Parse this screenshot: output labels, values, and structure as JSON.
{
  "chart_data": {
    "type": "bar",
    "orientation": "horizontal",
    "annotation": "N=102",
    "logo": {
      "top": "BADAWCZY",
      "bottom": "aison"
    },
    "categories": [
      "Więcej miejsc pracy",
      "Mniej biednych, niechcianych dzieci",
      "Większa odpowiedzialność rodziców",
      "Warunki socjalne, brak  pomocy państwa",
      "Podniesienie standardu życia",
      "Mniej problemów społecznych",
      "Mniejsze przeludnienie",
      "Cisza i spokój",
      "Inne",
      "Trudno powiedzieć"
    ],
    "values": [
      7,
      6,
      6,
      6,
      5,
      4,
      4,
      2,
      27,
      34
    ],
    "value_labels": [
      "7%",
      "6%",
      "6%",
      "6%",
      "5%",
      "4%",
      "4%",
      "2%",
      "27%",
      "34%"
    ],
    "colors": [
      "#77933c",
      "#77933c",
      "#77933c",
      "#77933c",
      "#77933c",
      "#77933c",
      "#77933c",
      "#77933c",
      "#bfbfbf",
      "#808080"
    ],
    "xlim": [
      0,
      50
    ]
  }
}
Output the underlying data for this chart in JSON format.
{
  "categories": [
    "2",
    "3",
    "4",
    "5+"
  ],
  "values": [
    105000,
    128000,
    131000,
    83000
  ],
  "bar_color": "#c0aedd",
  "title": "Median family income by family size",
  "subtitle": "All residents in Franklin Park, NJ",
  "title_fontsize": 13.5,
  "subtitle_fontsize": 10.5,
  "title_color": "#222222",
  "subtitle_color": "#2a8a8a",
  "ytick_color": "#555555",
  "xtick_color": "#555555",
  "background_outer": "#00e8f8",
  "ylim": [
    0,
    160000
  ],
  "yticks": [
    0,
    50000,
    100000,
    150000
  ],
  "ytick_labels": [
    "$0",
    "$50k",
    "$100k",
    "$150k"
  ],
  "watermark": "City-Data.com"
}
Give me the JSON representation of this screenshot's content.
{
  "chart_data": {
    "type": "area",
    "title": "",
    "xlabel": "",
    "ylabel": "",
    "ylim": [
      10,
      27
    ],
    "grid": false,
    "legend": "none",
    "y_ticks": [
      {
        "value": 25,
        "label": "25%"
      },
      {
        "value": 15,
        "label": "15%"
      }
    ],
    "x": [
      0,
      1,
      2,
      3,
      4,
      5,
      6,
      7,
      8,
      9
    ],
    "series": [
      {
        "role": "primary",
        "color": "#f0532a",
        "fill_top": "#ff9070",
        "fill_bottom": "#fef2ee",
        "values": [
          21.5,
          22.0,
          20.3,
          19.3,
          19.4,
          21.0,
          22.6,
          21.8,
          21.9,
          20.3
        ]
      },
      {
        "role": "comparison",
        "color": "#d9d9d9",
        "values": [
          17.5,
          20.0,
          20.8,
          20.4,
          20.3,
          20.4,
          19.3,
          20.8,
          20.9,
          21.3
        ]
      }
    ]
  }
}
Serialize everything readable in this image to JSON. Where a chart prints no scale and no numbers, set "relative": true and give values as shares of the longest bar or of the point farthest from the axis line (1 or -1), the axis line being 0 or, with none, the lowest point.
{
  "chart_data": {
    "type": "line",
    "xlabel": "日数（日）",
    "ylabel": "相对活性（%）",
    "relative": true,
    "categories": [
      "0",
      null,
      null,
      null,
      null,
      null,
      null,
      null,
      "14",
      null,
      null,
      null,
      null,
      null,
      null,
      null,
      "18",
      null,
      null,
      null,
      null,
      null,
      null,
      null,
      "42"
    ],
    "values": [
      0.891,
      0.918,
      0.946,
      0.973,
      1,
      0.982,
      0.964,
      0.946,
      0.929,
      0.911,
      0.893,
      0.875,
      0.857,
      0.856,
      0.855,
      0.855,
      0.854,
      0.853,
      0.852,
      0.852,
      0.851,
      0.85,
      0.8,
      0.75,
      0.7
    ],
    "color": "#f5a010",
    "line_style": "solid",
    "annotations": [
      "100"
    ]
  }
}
■ ■ ■ ■ ■
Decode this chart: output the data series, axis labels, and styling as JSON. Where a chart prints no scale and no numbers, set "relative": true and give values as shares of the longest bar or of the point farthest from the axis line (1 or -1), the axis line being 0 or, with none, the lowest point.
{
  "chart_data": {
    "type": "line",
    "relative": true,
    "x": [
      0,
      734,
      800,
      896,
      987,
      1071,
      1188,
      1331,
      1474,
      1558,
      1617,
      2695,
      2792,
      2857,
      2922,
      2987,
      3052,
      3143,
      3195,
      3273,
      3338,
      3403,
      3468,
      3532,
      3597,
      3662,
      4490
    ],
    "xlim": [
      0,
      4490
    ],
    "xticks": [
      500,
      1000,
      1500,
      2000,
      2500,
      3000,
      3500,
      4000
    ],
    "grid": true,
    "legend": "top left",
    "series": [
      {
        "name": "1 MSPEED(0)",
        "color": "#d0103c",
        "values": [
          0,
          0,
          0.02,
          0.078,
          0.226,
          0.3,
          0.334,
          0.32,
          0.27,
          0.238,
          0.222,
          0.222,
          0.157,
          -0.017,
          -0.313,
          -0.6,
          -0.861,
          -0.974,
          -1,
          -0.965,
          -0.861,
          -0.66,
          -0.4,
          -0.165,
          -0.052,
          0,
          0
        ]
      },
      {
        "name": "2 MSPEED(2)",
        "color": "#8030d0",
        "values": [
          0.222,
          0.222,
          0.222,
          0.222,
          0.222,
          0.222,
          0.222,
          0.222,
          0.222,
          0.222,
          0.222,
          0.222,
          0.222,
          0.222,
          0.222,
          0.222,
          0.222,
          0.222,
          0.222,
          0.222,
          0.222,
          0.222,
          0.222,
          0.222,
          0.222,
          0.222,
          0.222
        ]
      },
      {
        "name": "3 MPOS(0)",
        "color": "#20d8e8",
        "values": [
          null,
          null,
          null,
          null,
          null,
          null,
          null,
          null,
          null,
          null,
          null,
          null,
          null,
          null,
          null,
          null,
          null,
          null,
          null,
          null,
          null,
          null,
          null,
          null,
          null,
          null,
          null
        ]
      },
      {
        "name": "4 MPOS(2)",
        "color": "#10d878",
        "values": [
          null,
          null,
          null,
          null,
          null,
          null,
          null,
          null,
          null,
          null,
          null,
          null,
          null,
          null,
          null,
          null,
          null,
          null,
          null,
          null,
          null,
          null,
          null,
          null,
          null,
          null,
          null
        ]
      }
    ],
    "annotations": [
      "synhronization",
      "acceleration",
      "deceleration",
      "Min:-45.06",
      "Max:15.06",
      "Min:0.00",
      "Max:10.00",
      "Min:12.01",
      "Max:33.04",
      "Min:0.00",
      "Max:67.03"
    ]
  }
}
■ ■ ■ ■ ■
Instruction: In the data above, count the lines where the word "from" appears; reply with the number only.

Exercise output: 2